- Aim:
Repeat each line exactly as it is written.

[Collection entries]

:::::

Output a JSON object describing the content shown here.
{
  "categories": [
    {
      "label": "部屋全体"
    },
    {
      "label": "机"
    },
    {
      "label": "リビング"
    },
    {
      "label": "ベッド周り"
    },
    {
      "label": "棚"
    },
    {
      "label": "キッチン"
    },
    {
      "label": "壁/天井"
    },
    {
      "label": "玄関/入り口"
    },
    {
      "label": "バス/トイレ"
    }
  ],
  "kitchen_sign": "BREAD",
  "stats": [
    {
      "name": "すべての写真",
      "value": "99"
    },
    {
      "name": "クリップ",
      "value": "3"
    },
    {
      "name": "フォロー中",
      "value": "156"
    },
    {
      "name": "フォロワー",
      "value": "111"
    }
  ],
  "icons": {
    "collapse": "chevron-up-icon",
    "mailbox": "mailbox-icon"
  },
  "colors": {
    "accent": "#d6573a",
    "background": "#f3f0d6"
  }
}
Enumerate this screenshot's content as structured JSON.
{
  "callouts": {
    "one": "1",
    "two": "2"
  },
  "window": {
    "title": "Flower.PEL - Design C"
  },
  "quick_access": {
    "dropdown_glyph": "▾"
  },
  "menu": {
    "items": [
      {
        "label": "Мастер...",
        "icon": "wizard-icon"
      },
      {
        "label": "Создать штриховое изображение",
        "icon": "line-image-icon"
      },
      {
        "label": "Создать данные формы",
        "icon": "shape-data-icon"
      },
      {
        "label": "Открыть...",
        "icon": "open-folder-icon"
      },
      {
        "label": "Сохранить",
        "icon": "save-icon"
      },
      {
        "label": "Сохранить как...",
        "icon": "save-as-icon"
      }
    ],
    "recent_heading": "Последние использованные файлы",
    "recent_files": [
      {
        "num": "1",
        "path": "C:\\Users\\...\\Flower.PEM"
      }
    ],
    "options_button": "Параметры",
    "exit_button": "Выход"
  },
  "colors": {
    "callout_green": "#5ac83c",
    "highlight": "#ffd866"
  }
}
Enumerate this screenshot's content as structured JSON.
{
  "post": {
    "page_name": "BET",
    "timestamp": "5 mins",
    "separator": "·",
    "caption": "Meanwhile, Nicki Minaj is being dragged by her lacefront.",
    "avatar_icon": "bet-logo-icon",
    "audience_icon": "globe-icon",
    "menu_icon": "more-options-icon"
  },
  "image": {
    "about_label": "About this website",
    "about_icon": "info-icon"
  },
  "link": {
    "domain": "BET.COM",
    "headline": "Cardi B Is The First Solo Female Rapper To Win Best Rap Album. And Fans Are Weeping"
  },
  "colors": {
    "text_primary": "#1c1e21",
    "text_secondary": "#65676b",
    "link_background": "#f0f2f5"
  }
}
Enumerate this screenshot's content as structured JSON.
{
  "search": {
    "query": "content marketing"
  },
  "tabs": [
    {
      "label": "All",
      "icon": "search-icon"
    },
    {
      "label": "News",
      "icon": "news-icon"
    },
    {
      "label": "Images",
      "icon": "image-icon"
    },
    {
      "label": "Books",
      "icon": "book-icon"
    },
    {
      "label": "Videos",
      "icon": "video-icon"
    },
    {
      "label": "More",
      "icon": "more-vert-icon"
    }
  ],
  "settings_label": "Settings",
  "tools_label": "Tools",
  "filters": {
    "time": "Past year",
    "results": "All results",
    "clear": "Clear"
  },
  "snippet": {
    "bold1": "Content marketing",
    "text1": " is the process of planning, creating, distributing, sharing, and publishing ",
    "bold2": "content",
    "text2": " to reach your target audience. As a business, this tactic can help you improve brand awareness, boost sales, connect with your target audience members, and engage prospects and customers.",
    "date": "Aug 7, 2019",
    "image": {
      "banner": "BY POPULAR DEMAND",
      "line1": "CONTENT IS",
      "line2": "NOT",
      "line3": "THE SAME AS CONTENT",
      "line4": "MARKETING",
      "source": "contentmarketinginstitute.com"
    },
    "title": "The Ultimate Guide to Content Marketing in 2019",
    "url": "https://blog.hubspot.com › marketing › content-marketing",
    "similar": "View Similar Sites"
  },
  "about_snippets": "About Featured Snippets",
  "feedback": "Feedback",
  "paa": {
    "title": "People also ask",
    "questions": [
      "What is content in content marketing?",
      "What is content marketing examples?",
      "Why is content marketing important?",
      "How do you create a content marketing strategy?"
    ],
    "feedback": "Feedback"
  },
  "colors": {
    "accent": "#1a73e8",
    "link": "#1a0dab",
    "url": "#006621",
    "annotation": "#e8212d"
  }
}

:::::

- Solution to this exercise:
Output a JSON object describing the content shown here.
{
  "categories": [
    {
      "label": "部屋全体"
    },
    {
      "label": "机"
    },
    {
      "label": "リビング"
    },
    {
      "label": "ベッド周り"
    },
    {
      "label": "棚"
    },
    {
      "label": "キッチン"
    },
    {
      "label": "壁/天井"
    },
    {
      "label": "玄関/入り口"
    },
    {
      "label": "バス/トイレ"
    }
  ],
  "kitchen_sign": "BREAD",
  "stats": [
    {
      "name": "すべての写真",
      "value": "99"
    },
    {
      "name": "クリップ",
      "value": "3"
    },
    {
      "name": "フォロー中",
      "value": "156"
    },
    {
      "name": "フォロワー",
      "value": "111"
    }
  ],
  "icons": {
    "collapse": "chevron-up-icon",
    "mailbox": "mailbox-icon"
  },
  "colors": {
    "accent": "#d6573a",
    "background": "#f3f0d6"
  }
}
Enumerate this screenshot's content as structured JSON.
{
  "callouts": {
    "one": "1",
    "two": "2"
  },
  "window": {
    "title": "Flower.PEL - Design C"
  },
  "quick_access": {
    "dropdown_glyph": "▾"
  },
  "menu": {
    "items": [
      {
        "label": "Мастер...",
        "icon": "wizard-icon"
      },
      {
        "label": "Создать штриховое изображение",
        "icon": "line-image-icon"
      },
      {
        "label": "Создать данные формы",
        "icon": "shape-data-icon"
      },
      {
        "label": "Открыть...",
        "icon": "open-folder-icon"
      },
      {
        "label": "Сохранить",
        "icon": "save-icon"
      },
      {
        "label": "Сохранить как...",
        "icon": "save-as-icon"
      }
    ],
    "recent_heading": "Последние использованные файлы",
    "recent_files": [
      {
        "num": "1",
        "path": "C:\\Users\\...\\Flower.PEM"
      }
    ],
    "options_button": "Параметры",
    "exit_button": "Выход"
  },
  "colors": {
    "callout_green": "#5ac83c",
    "highlight": "#ffd866"
  }
}
Enumerate this screenshot's content as structured JSON.
{
  "post": {
    "page_name": "BET",
    "timestamp": "5 mins",
    "separator": "·",
    "caption": "Meanwhile, Nicki Minaj is being dragged by her lacefront.",
    "avatar_icon": "bet-logo-icon",
    "audience_icon": "globe-icon",
    "menu_icon": "more-options-icon"
  },
  "image": {
    "about_label": "About this website",
    "about_icon": "info-icon"
  },
  "link": {
    "domain": "BET.COM",
    "headline": "Cardi B Is The First Solo Female Rapper To Win Best Rap Album. And Fans Are Weeping"
  },
  "colors": {
    "text_primary": "#1c1e21",
    "text_secondary": "#65676b",
    "link_background": "#f0f2f5"
  }
}
Enumerate this screenshot's content as structured JSON.
{
  "search": {
    "query": "content marketing"
  },
  "tabs": [
    {
      "label": "All",
      "icon": "search-icon"
    },
    {
      "label": "News",
      "icon": "news-icon"
    },
    {
      "label": "Images",
      "icon": "image-icon"
    },
    {
      "label": "Books",
      "icon": "book-icon"
    },
    {
      "label": "Videos",
      "icon": "video-icon"
    },
    {
      "label": "More",
      "icon": "more-vert-icon"
    }
  ],
  "settings_label": "Settings",
  "tools_label": "Tools",
  "filters": {
    "time": "Past year",
    "results": "All results",
    "clear": "Clear"
  },
  "snippet": {
    "bold1": "Content marketing",
    "text1": " is the process of planning, creating, distributing, sharing, and publishing ",
    "bold2": "content",
    "text2": " to reach your target audience. As a business, this tactic can help you improve brand awareness, boost sales, connect with your target audience members, and engage prospects and customers.",
    "date": "Aug 7, 2019",
    "image": {
      "banner": "BY POPULAR DEMAND",
      "line1": "CONTENT IS",
      "line2": "NOT",
      "line3": "THE SAME AS CONTENT",
      "line4": "MARKETING",
      "source": "contentmarketinginstitute.com"
    },
    "title": "The Ultimate Guide to Content Marketing in 2019",
    "url": "https://blog.hubspot.com › marketing › content-marketing",
    "similar": "View Similar Sites"
  },
  "about_snippets": "About Featured Snippets",
  "feedback": "Feedback",
  "paa": {
    "title": "People also ask",
    "questions": [
      "What is content in content marketing?",
      "What is content marketing examples?",
      "Why is content marketing important?",
      "How do you create a content marketing strategy?"
    ],
    "feedback": "Feedback"
  },
  "colors": {
    "accent": "#1a73e8",
    "link": "#1a0dab",
    "url": "#006621",
    "annotation": "#e8212d"
  }
}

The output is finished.